**Extracted data entries**.

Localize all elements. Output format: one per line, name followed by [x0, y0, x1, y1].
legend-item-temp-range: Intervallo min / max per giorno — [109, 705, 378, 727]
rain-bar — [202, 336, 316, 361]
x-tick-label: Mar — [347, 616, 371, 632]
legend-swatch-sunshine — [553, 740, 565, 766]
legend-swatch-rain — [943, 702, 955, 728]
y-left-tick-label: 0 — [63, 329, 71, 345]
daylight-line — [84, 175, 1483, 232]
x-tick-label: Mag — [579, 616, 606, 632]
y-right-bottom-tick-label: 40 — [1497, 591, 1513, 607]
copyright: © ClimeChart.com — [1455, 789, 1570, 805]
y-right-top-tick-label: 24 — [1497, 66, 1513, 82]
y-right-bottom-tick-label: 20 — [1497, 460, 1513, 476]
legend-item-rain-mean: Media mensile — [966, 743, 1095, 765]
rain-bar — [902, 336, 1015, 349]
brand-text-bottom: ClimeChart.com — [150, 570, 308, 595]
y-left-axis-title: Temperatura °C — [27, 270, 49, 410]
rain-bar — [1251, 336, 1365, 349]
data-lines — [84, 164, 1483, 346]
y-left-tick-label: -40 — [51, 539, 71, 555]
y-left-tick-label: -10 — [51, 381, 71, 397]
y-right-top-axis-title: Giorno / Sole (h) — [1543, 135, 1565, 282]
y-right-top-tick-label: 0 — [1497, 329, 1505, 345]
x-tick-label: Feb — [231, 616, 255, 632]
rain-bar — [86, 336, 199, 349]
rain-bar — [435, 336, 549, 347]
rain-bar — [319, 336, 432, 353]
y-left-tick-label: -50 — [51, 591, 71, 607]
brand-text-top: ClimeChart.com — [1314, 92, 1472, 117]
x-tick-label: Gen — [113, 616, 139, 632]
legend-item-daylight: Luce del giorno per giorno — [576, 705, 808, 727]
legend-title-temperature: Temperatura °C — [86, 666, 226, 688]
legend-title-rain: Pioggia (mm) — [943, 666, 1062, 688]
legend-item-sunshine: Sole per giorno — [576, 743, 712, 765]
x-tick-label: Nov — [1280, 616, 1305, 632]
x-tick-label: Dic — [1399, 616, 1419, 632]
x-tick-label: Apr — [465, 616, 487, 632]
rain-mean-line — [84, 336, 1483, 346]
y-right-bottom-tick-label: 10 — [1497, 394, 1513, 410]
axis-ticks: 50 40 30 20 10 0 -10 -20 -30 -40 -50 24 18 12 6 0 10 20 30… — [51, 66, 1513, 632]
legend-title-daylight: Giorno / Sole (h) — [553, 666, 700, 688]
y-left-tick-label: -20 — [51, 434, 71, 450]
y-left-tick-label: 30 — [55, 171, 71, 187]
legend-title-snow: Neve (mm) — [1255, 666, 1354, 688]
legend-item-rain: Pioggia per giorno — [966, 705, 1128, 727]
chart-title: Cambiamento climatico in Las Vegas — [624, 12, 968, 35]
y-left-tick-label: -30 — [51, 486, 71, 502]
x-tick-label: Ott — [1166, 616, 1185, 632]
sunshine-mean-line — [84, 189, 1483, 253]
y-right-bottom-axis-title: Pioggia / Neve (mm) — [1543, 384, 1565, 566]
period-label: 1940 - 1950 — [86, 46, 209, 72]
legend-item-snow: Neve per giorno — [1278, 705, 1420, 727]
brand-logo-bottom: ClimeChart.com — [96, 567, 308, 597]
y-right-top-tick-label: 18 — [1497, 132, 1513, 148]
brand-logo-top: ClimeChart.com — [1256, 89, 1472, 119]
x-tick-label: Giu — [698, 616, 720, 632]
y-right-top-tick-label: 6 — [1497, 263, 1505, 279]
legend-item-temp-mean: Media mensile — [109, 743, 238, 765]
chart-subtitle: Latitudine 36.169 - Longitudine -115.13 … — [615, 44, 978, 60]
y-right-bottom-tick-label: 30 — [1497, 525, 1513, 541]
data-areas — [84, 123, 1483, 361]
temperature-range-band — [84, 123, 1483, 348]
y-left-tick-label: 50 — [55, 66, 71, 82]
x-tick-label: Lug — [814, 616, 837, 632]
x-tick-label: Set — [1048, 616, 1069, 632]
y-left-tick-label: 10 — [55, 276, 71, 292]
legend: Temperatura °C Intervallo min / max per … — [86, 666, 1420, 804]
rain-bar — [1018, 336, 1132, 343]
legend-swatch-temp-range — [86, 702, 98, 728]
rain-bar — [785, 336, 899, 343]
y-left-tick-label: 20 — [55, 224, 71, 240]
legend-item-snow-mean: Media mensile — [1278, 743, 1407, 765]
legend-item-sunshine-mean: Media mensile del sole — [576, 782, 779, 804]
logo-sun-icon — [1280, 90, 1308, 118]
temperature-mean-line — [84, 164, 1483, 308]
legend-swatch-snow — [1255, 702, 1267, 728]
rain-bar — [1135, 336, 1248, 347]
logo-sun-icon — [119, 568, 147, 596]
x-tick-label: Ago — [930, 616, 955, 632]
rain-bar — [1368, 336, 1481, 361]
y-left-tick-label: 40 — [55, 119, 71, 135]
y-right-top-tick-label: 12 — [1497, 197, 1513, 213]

==

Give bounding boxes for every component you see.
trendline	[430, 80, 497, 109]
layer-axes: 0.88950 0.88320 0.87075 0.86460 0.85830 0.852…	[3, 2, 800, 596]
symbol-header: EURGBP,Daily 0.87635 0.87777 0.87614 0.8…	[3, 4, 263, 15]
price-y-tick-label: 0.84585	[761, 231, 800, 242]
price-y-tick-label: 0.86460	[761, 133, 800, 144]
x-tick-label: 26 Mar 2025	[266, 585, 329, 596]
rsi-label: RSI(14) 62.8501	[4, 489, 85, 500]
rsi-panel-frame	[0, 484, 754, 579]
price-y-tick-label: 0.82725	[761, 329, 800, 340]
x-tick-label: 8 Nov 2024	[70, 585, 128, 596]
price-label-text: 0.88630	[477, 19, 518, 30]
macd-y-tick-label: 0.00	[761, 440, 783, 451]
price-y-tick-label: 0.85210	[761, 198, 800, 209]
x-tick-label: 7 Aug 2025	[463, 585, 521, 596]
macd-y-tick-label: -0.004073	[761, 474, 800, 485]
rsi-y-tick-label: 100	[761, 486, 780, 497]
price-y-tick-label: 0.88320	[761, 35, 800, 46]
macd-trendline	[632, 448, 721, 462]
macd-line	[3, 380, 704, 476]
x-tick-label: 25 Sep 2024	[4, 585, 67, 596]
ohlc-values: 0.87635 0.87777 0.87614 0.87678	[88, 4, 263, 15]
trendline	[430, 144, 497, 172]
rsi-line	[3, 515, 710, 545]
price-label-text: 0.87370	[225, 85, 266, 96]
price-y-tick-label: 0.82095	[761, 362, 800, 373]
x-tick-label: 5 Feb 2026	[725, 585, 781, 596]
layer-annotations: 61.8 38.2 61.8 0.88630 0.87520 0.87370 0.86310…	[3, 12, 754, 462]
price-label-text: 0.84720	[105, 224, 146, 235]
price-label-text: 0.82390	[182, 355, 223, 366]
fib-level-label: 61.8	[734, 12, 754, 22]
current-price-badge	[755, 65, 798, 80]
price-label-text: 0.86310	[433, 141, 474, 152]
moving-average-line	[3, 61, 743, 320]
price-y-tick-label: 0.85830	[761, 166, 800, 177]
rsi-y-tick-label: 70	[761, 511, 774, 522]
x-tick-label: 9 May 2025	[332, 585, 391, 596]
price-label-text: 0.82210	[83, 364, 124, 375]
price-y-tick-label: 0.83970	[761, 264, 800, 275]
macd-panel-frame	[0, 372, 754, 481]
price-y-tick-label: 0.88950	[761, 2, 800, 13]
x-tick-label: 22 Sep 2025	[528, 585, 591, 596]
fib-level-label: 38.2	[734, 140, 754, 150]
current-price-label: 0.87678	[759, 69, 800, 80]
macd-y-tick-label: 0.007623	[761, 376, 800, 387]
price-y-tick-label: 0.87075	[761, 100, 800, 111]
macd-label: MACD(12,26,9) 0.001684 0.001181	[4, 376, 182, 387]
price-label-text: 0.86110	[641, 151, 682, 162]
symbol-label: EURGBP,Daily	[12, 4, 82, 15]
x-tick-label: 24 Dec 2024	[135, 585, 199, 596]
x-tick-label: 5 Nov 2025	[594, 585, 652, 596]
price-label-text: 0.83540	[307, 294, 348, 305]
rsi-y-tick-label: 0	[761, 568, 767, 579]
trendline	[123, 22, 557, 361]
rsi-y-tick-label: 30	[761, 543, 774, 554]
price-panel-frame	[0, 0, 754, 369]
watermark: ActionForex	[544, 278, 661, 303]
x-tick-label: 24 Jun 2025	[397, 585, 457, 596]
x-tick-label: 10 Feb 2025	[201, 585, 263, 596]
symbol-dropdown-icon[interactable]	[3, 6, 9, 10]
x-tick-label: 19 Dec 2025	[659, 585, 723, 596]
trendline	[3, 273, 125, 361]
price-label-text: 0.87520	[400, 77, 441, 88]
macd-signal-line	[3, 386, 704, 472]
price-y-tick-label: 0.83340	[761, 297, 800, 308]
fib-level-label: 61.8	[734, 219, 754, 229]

--

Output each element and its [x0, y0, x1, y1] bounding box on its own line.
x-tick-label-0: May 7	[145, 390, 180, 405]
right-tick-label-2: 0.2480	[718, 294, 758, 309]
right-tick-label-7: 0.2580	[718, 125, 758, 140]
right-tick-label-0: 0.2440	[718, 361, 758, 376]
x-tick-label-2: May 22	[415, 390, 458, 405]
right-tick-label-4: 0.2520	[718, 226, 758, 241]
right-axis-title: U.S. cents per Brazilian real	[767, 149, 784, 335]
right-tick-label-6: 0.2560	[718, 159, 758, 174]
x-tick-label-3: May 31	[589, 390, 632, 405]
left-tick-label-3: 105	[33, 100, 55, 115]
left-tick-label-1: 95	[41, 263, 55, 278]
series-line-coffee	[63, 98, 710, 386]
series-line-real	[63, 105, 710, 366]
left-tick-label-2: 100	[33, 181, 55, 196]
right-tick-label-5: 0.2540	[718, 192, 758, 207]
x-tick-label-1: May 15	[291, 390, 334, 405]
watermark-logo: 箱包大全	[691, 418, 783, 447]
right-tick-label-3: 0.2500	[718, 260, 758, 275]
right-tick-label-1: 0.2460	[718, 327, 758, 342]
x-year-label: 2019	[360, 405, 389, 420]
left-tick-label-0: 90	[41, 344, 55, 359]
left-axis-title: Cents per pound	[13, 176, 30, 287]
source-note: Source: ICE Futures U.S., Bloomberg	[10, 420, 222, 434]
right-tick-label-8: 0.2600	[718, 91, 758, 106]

**Set problem**.
In the listing, rewrite the part that opens with the line containing "Give bounding boxes" and closes with the line containing "x-tick-label: 9 May", renaming "x-tick-label" to "date-tick-label" and keeping everything else the same.

**Full response**.
Give bounding boxes for every component you see.
trendline	[430, 80, 497, 109]
layer-axes: 0.88950 0.88320 0.87075 0.86460 0.85830 0.852…	[3, 2, 800, 596]
symbol-header: EURGBP,Daily 0.87635 0.87777 0.87614 0.8…	[3, 4, 263, 15]
price-y-tick-label: 0.84585	[761, 231, 800, 242]
price-y-tick-label: 0.86460	[761, 133, 800, 144]
date-tick-label: 26 Mar 2025	[266, 585, 329, 596]
rsi-label: RSI(14) 62.8501	[4, 489, 85, 500]
rsi-panel-frame	[0, 484, 754, 579]
price-y-tick-label: 0.82725	[761, 329, 800, 340]
date-tick-label: 8 Nov 2024	[70, 585, 128, 596]
price-label-text: 0.88630	[477, 19, 518, 30]
macd-y-tick-label: 0.00	[761, 440, 783, 451]
price-y-tick-label: 0.85210	[761, 198, 800, 209]
date-tick-label: 7 Aug 2025	[463, 585, 521, 596]
macd-y-tick-label: -0.004073	[761, 474, 800, 485]
rsi-y-tick-label: 100	[761, 486, 780, 497]
price-y-tick-label: 0.88320	[761, 35, 800, 46]
macd-trendline	[632, 448, 721, 462]
macd-line	[3, 380, 704, 476]
date-tick-label: 25 Sep 2024	[4, 585, 67, 596]
ohlc-values: 0.87635 0.87777 0.87614 0.87678	[88, 4, 263, 15]
trendline	[430, 144, 497, 172]
rsi-line	[3, 515, 710, 545]
price-label-text: 0.87370	[225, 85, 266, 96]
price-y-tick-label: 0.82095	[761, 362, 800, 373]
date-tick-label: 5 Feb 2026	[725, 585, 781, 596]
layer-annotations: 61.8 38.2 61.8 0.88630 0.87520 0.87370 0.86310…	[3, 12, 754, 462]
price-label-text: 0.84720	[105, 224, 146, 235]
price-label-text: 0.82390	[182, 355, 223, 366]
fib-level-label: 61.8	[734, 12, 754, 22]
current-price-badge	[755, 65, 798, 80]
price-label-text: 0.86310	[433, 141, 474, 152]
moving-average-line	[3, 61, 743, 320]
price-y-tick-label: 0.85830	[761, 166, 800, 177]
rsi-y-tick-label: 70	[761, 511, 774, 522]
date-tick-label: 9 May 2025	[332, 585, 391, 596]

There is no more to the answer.